Output all of the records exactly as written.

++++ Data shown ++++

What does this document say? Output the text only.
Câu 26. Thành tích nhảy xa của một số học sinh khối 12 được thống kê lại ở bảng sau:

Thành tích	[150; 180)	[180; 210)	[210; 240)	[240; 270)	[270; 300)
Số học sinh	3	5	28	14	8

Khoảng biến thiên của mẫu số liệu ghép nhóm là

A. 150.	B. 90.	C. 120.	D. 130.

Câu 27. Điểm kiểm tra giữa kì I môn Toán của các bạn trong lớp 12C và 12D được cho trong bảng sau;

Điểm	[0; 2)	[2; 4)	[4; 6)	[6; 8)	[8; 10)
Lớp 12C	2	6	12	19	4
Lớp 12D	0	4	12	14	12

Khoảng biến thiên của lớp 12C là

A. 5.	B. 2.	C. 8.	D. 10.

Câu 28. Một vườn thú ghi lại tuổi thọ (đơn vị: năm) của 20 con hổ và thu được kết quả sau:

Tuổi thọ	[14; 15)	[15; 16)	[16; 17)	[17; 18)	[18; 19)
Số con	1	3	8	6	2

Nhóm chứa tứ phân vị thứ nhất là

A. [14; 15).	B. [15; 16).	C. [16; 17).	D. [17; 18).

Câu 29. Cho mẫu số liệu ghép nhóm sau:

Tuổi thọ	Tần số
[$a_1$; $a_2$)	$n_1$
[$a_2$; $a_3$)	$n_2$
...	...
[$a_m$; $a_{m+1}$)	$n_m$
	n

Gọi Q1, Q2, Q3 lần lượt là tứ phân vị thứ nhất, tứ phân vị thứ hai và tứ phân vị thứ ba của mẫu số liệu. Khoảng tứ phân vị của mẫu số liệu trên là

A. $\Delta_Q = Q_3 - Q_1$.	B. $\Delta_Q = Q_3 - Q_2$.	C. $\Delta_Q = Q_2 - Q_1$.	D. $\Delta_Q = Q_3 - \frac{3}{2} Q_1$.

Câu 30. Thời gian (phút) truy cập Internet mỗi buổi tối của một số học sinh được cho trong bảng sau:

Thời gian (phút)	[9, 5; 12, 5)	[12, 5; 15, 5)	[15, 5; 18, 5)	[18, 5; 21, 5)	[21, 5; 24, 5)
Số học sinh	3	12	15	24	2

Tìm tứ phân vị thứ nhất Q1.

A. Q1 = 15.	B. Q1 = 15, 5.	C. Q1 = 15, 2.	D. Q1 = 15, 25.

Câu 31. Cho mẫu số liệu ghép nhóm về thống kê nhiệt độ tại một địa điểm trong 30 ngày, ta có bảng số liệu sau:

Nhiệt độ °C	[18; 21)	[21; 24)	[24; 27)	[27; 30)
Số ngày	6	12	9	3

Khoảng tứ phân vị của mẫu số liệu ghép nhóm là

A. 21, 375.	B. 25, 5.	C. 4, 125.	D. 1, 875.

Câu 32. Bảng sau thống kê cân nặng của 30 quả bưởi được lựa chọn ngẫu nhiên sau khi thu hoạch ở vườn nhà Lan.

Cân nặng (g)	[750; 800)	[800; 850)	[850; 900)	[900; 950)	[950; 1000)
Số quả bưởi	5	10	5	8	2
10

++++

__Problem solution__:
What does this document say? Output the text only.
Câu 26. Thành tích nhảy xa của một số học sinh khối 12 được thống kê lại ở bảng sau:

Thành tích	[150; 180)	[180; 210)	[210; 240)	[240; 270)	[270; 300)
Số học sinh	3	5	28	14	8

Khoảng biến thiên của mẫu số liệu ghép nhóm là

A. 150.	B. 90.	C. 120.	D. 130.

Câu 27. Điểm kiểm tra giữa kì I môn Toán của các bạn trong lớp 12C và 12D được cho trong bảng sau;

Điểm	[0; 2)	[2; 4)	[4; 6)	[6; 8)	[8; 10)
Lớp 12C	2	6	12	19	4
Lớp 12D	0	4	12	14	12

Khoảng biến thiên của lớp 12C là

A. 5.	B. 2.	C. 8.	D. 10.

Câu 28. Một vườn thú ghi lại tuổi thọ (đơn vị: năm) của 20 con hổ và thu được kết quả sau:

Tuổi thọ	[14; 15)	[15; 16)	[16; 17)	[17; 18)	[18; 19)
Số con	1	3	8	6	2

Nhóm chứa tứ phân vị thứ nhất là

A. [14; 15).	B. [15; 16).	C. [16; 17).	D. [17; 18).

Câu 29. Cho mẫu số liệu ghép nhóm sau:

Tuổi thọ	Tần số
[$a_1$; $a_2$)	$n_1$
[$a_2$; $a_3$)	$n_2$
...	...
[$a_m$; $a_{m+1}$)	$n_m$
	n

Gọi Q1, Q2, Q3 lần lượt là tứ phân vị thứ nhất, tứ phân vị thứ hai và tứ phân vị thứ ba của mẫu số liệu. Khoảng tứ phân vị của mẫu số liệu trên là

A. $\Delta_Q = Q_3 - Q_1$.	B. $\Delta_Q = Q_3 - Q_2$.	C. $\Delta_Q = Q_2 - Q_1$.	D. $\Delta_Q = Q_3 - \frac{3}{2} Q_1$.

Câu 30. Thời gian (phút) truy cập Internet mỗi buổi tối của một số học sinh được cho trong bảng sau:

Thời gian (phút)	[9, 5; 12, 5)	[12, 5; 15, 5)	[15, 5; 18, 5)	[18, 5; 21, 5)	[21, 5; 24, 5)
Số học sinh	3	12	15	24	2

Tìm tứ phân vị thứ nhất Q1.

A. Q1 = 15.	B. Q1 = 15, 5.	C. Q1 = 15, 2.	D. Q1 = 15, 25.

Câu 31. Cho mẫu số liệu ghép nhóm về thống kê nhiệt độ tại một địa điểm trong 30 ngày, ta có bảng số liệu sau:

Nhiệt độ °C	[18; 21)	[21; 24)	[24; 27)	[27; 30)
Số ngày	6	12	9	3

Khoảng tứ phân vị của mẫu số liệu ghép nhóm là

A. 21, 375.	B. 25, 5.	C. 4, 125.	D. 1, 875.

Câu 32. Bảng sau thống kê cân nặng của 30 quả bưởi được lựa chọn ngẫu nhiên sau khi thu hoạch ở vườn nhà Lan.

Cân nặng (g)	[750; 800)	[800; 850)	[850; 900)	[900; 950)	[950; 1000)
Số quả bưởi	5	10	5	8	2
10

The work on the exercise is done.